What you are asked to do - Every line below should be repeated exactly.
**** Records for the exercise ****
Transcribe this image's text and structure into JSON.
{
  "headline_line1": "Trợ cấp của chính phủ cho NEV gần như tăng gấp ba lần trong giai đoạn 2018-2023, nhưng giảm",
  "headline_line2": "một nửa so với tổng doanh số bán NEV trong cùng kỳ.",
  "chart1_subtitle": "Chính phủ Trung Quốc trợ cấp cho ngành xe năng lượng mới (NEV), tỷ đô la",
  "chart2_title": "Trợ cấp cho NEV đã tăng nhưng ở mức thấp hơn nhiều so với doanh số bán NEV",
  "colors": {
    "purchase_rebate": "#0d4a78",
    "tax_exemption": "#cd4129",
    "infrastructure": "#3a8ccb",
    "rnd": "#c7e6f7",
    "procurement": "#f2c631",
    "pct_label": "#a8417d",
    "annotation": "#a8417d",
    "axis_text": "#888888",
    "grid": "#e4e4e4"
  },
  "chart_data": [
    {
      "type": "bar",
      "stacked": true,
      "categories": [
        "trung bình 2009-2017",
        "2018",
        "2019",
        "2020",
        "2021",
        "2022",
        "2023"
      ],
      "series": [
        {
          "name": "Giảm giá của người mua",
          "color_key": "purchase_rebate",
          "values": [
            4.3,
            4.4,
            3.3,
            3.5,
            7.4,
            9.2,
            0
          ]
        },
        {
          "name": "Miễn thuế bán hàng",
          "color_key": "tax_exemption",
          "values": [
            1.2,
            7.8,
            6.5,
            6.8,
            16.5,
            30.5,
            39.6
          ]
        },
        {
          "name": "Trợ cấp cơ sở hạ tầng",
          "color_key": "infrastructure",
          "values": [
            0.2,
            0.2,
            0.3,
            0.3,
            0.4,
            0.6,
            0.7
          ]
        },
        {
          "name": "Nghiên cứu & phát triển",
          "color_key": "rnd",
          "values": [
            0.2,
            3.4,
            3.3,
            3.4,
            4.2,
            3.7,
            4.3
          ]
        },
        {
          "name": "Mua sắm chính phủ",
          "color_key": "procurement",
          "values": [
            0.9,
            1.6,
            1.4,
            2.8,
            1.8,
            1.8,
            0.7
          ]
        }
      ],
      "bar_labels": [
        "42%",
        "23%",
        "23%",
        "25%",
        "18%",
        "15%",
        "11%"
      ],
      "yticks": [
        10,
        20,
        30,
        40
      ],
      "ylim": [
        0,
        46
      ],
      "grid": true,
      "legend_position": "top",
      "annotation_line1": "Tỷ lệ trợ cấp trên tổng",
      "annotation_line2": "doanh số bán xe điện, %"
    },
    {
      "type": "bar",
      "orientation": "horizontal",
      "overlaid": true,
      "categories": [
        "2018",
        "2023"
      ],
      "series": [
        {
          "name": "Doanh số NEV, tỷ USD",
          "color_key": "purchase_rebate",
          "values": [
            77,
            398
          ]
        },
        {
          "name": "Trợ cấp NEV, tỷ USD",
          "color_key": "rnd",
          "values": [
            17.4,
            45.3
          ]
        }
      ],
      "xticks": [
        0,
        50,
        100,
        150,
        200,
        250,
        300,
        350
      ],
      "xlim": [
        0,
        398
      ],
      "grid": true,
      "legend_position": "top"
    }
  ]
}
****
Solution to the exercise -
Transcribe this image's text and structure into JSON.
{
  "headline_line1": "Trợ cấp của chính phủ cho NEV gần như tăng gấp ba lần trong giai đoạn 2018-2023, nhưng giảm",
  "headline_line2": "một nửa so với tổng doanh số bán NEV trong cùng kỳ.",
  "chart1_subtitle": "Chính phủ Trung Quốc trợ cấp cho ngành xe năng lượng mới (NEV), tỷ đô la",
  "chart2_title": "Trợ cấp cho NEV đã tăng nhưng ở mức thấp hơn nhiều so với doanh số bán NEV",
  "colors": {
    "purchase_rebate": "#0d4a78",
    "tax_exemption": "#cd4129",
    "infrastructure": "#3a8ccb",
    "rnd": "#c7e6f7",
    "procurement": "#f2c631",
    "pct_label": "#a8417d",
    "annotation": "#a8417d",
    "axis_text": "#888888",
    "grid": "#e4e4e4"
  },
  "chart_data": [
    {
      "type": "bar",
      "stacked": true,
      "categories": [
        "trung bình 2009-2017",
        "2018",
        "2019",
        "2020",
        "2021",
        "2022",
        "2023"
      ],
      "series": [
        {
          "name": "Giảm giá của người mua",
          "color_key": "purchase_rebate",
          "values": [
            4.3,
            4.4,
            3.3,
            3.5,
            7.4,
            9.2,
            0
          ]
        },
        {
          "name": "Miễn thuế bán hàng",
          "color_key": "tax_exemption",
          "values": [
            1.2,
            7.8,
            6.5,
            6.8,
            16.5,
            30.5,
            39.6
          ]
        },
        {
          "name": "Trợ cấp cơ sở hạ tầng",
          "color_key": "infrastructure",
          "values": [
            0.2,
            0.2,
            0.3,
            0.3,
            0.4,
            0.6,
            0.7
          ]
        },
        {
          "name": "Nghiên cứu & phát triển",
          "color_key": "rnd",
          "values": [
            0.2,
            3.4,
            3.3,
            3.4,
            4.2,
            3.7,
            4.3
          ]
        },
        {
          "name": "Mua sắm chính phủ",
          "color_key": "procurement",
          "values": [
            0.9,
            1.6,
            1.4,
            2.8,
            1.8,
            1.8,
            0.7
          ]
        }
      ],
      "bar_labels": [
        "42%",
        "23%",
        "23%",
        "25%",
        "18%",
        "15%",
        "11%"
      ],
      "yticks": [
        10,
        20,
        30,
        40
      ],
      "ylim": [
        0,
        46
      ],
      "grid": true,
      "legend_position": "top",
      "annotation_line1": "Tỷ lệ trợ cấp trên tổng",
      "annotation_line2": "doanh số bán xe điện, %"
    },
    {
      "type": "bar",
      "orientation": "horizontal",
      "overlaid": true,
      "categories": [
        "2018",
        "2023"
      ],
      "series": [
        {
          "name": "Doanh số NEV, tỷ USD",
          "color_key": "purchase_rebate",
          "values": [
            77,
            398
          ]
        },
        {
          "name": "Trợ cấp NEV, tỷ USD",
          "color_key": "rnd",
          "values": [
            17.4,
            45.3
          ]
        }
      ],
      "xticks": [
        0,
        50,
        100,
        150,
        200,
        250,
        300,
        350
      ],
      "xlim": [
        0,
        398
      ],
      "grid": true,
      "legend_position": "top"
    }
  ]
}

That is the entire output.